** Written request **
Skip the pictures. Repeat everything else in the records word for word.

#####

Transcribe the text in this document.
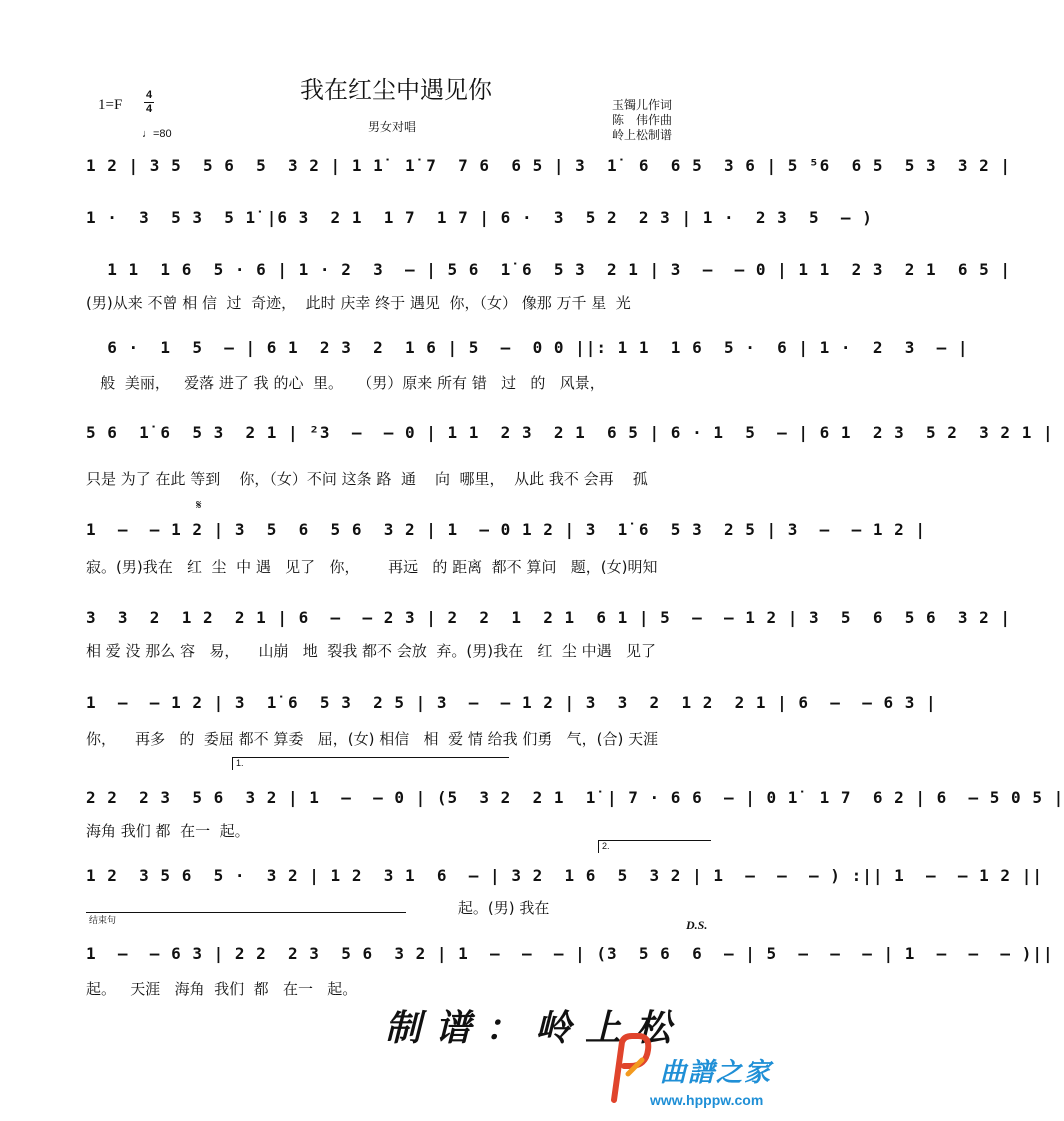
我在红尘中遇见你
1=F
4
4
♩=80	男女对唱
玉镯儿作词
陈　伟作曲
岭上松制谱
1 2 | 3 5  5 6  5  3 2 | 1 1̇  1̇ 7  7 6  6 5 | 3  1̇  6  6 5  3 6 | 5 ⁵6  6 5  5 3  3 2 |
1 ·  3  5 3  5 1̇ |6 3  2 1  1 7  1 7 | 6 ·  3  5 2  2 3 | 1 ·  2 3  5  – )
1 1  1 6  5 · 6 | 1 · 2  3  – | 5 6  1̇ 6  5 3  2 1 | 3  –  – 0 | 1 1  2 3  2 1  6 5 |
(男)从来 不曾 相 信  过  奇迹，  此时 庆幸 终于 遇见  你，（女） 像那 万千 星  光
6 ·  1  5  – | 6 1  2 3  2  1 6 | 5  –  0 0 ||: 1 1  1 6  5 ·  6 | 1 ·  2  3  – |
般  美丽，   爱落 进了 我 的心  里。   （男）原来 所有 错   过   的   风景，
5 6  1̇ 6  5 3  2 1 | ²3  –  – 0 | 1 1  2 3  2 1  6 5 | 6 · 1  5  – | 6 1  2 3  5 2  3 2 1 |
只是 为了 在此 等到    你，（女）不问 这条 路  通    向  哪里，  从此 我不 会再    孤
𝄋
1  –  – 1 2 | 3  5  6  5 6  3 2 | 1  – 0 1 2 | 3  1̇ 6  5 3  2 5 | 3  –  – 1 2 |
寂。(男)我在   红  尘  中 遇   见了   你，      再远   的 距离  都不 算问   题，(女)明知
3  3  2  1 2  2 1 | 6  –  – 2 3 | 2  2  1  2 1  6 1 | 5  –  – 1 2 | 3  5  6  5 6  3 2 |
相 爱 没 那么 容   易，    山崩   地  裂我 都不 会放  弃。(男)我在   红  尘 中遇   见了
1  –  – 1 2 | 3  1̇ 6  5 3  2 5 | 3  –  – 1 2 | 3  3  2  1 2  2 1 | 6  –  – 6 3 |
你，    再多   的  委屈 都不 算委   屈，(女) 相信   相  爱 情 给我 们勇   气，(合) 天涯
1.
2 2  2 3  5 6  3 2 | 1  –  – 0 | (5  3 2  2 1  1̇ | 7 · 6 6  – | 0 1̇  1 7  6 2 | 6  – 5 0 5 |
海角 我们 都  在一  起。
2.
1 2  3 5 6  5 ·  3 2 | 1 2  3 1  6  – | 3 2  1 6  5  3 2 | 1  –  –  – ) :|| 1  –  – 1 2 ||
起。(男) 我在
结束句	D.S.
1  –  – 6 3 | 2 2  2 3  5 6  3 2 | 1  –  –  – | (3  5 6  6  – | 5  –  –  – | 1  –  –  – )||
起。   天涯   海角  我们  都   在一   起。
制谱：岭上松
曲譜之家
www.hpppw.com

#####

** Task solution **
Transcribe the text in this document.
我在红尘中遇见你
1=F
4
4
♩=80	男女对唱
玉镯儿作词
陈　伟作曲
岭上松制谱
1 2 | 3 5  5 6  5  3 2 | 1 1̇  1̇ 7  7 6  6 5 | 3  1̇  6  6 5  3 6 | 5 ⁵6  6 5  5 3  3 2 |
1 ·  3  5 3  5 1̇ |6 3  2 1  1 7  1 7 | 6 ·  3  5 2  2 3 | 1 ·  2 3  5  – )
1 1  1 6  5 · 6 | 1 · 2  3  – | 5 6  1̇ 6  5 3  2 1 | 3  –  – 0 | 1 1  2 3  2 1  6 5 |
(男)从来 不曾 相 信  过  奇迹，  此时 庆幸 终于 遇见  你，（女） 像那 万千 星  光
6 ·  1  5  – | 6 1  2 3  2  1 6 | 5  –  0 0 ||: 1 1  1 6  5 ·  6 | 1 ·  2  3  – |
般  美丽，   爱落 进了 我 的心  里。   （男）原来 所有 错   过   的   风景，
5 6  1̇ 6  5 3  2 1 | ²3  –  – 0 | 1 1  2 3  2 1  6 5 | 6 · 1  5  – | 6 1  2 3  5 2  3 2 1 |
只是 为了 在此 等到    你，（女）不问 这条 路  通    向  哪里，  从此 我不 会再    孤
𝄋
1  –  – 1 2 | 3  5  6  5 6  3 2 | 1  – 0 1 2 | 3  1̇ 6  5 3  2 5 | 3  –  – 1 2 |
寂。(男)我在   红  尘  中 遇   见了   你，      再远   的 距离  都不 算问   题，(女)明知
3  3  2  1 2  2 1 | 6  –  – 2 3 | 2  2  1  2 1  6 1 | 5  –  – 1 2 | 3  5  6  5 6  3 2 |
相 爱 没 那么 容   易，    山崩   地  裂我 都不 会放  弃。(男)我在   红  尘 中遇   见了
1  –  – 1 2 | 3  1̇ 6  5 3  2 5 | 3  –  – 1 2 | 3  3  2  1 2  2 1 | 6  –  – 6 3 |
你，    再多   的  委屈 都不 算委   屈，(女) 相信   相  爱 情 给我 们勇   气，(合) 天涯
1.
2 2  2 3  5 6  3 2 | 1  –  – 0 | (5  3 2  2 1  1̇ | 7 · 6 6  – | 0 1̇  1 7  6 2 | 6  – 5 0 5 |
海角 我们 都  在一  起。
2.
1 2  3 5 6  5 ·  3 2 | 1 2  3 1  6  – | 3 2  1 6  5  3 2 | 1  –  –  – ) :|| 1  –  – 1 2 ||
起。(男) 我在
结束句	D.S.
1  –  – 6 3 | 2 2  2 3  5 6  3 2 | 1  –  –  – | (3  5 6  6  – | 5  –  –  – | 1  –  –  – )||
起。   天涯   海角  我们  都   在一   起。
制谱：岭上松
曲譜之家
www.hpppw.com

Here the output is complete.